### STATED TASK
Set the listing down again exactly, please, apart from its pictures.

### EXCERPTED RECORDS
──────
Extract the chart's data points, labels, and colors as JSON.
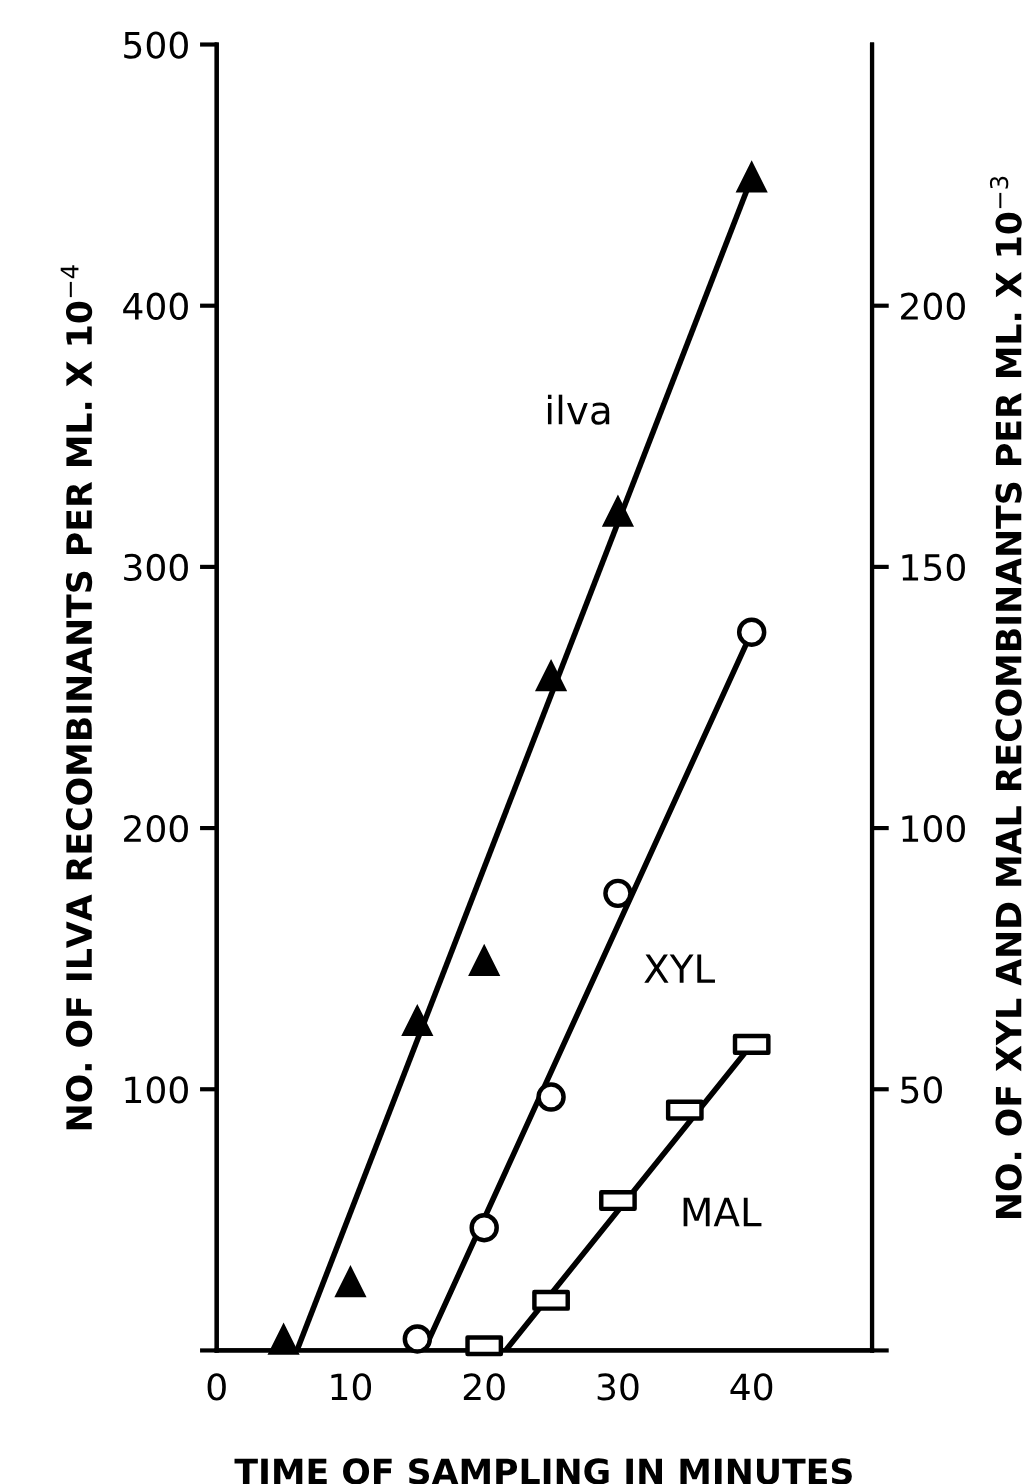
{
  "chart_data": {
    "type": "scatter",
    "xlabel": "TIME OF SAMPLING IN MINUTES",
    "ylabel": "NO. OF ILVA RECOMBINANTS PER ML. X 10$^{−4}$",
    "y2label": "NO. OF XYL AND MAL RECOMBINANTS PER ML. X 10$^{−3}$",
    "xlim": [
      0,
      49
    ],
    "xticks": [
      0,
      10,
      20,
      30,
      40
    ],
    "ylim": [
      0,
      500
    ],
    "yticks": [
      {
        "value": 0,
        "label": null
      },
      100,
      200,
      300,
      400,
      500
    ],
    "y2lim": [
      0,
      250
    ],
    "y2ticks": [
      {
        "value": 0,
        "label": null
      },
      50,
      100,
      150,
      200
    ],
    "grid": false,
    "legend": false,
    "series": [
      {
        "marker": "triangle",
        "color": "#000000",
        "x": [
          5,
          10,
          15,
          20,
          25,
          30,
          40
        ],
        "values": [
          4,
          26,
          126,
          149,
          258,
          321,
          449
        ]
      },
      {
        "type": "line",
        "name": "ilva",
        "color": "#000000",
        "x": [
          6,
          40
        ],
        "values": [
          0,
          449
        ]
      },
      {
        "marker": "circle",
        "axis": "y2",
        "color": "#000000",
        "x": [
          15,
          20,
          25,
          30,
          40
        ],
        "values": [
          2.2,
          23.5,
          48.5,
          87.5,
          137.5
        ]
      },
      {
        "type": "line",
        "name": "XYL",
        "axis": "y2",
        "color": "#000000",
        "x": [
          15.5,
          40
        ],
        "values": [
          0,
          137.5
        ]
      },
      {
        "marker": "square",
        "axis": "y2",
        "color": "#000000",
        "x": [
          20,
          25,
          30,
          35,
          40
        ],
        "values": [
          0.9,
          9.6,
          28.7,
          46,
          58.6
        ]
      },
      {
        "type": "line",
        "name": "MAL",
        "axis": "y2",
        "color": "#000000",
        "x": [
          21.6,
          40
        ],
        "values": [
          0,
          58.6
        ]
      }
    ]
  }
}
──────
### TASK OUTPUT
Extract the chart's data points, labels, and colors as JSON.
{
  "chart_data": {
    "type": "scatter",
    "xlabel": "TIME OF SAMPLING IN MINUTES",
    "ylabel": "NO. OF ILVA RECOMBINANTS PER ML. X 10$^{−4}$",
    "y2label": "NO. OF XYL AND MAL RECOMBINANTS PER ML. X 10$^{−3}$",
    "xlim": [
      0,
      49
    ],
    "xticks": [
      0,
      10,
      20,
      30,
      40
    ],
    "ylim": [
      0,
      500
    ],
    "yticks": [
      {
        "value": 0,
        "label": null
      },
      100,
      200,
      300,
      400,
      500
    ],
    "y2lim": [
      0,
      250
    ],
    "y2ticks": [
      {
        "value": 0,
        "label": null
      },
      50,
      100,
      150,
      200
    ],
    "grid": false,
    "legend": false,
    "series": [
      {
        "marker": "triangle",
        "color": "#000000",
        "x": [
          5,
          10,
          15,
          20,
          25,
          30,
          40
        ],
        "values": [
          4,
          26,
          126,
          149,
          258,
          321,
          449
        ]
      },
      {
        "type": "line",
        "name": "ilva",
        "color": "#000000",
        "x": [
          6,
          40
        ],
        "values": [
          0,
          449
        ]
      },
      {
        "marker": "circle",
        "axis": "y2",
        "color": "#000000",
        "x": [
          15,
          20,
          25,
          30,
          40
        ],
        "values": [
          2.2,
          23.5,
          48.5,
          87.5,
          137.5
        ]
      },
      {
        "type": "line",
        "name": "XYL",
        "axis": "y2",
        "color": "#000000",
        "x": [
          15.5,
          40
        ],
        "values": [
          0,
          137.5
        ]
      },
      {
        "marker": "square",
        "axis": "y2",
        "color": "#000000",
        "x": [
          20,
          25,
          30,
          35,
          40
        ],
        "values": [
          0.9,
          9.6,
          28.7,
          46,
          58.6
        ]
      },
      {
        "type": "line",
        "name": "MAL",
        "axis": "y2",
        "color": "#000000",
        "x": [
          21.6,
          40
        ],
        "values": [
          0,
          58.6
        ]
      }
    ]
  }
}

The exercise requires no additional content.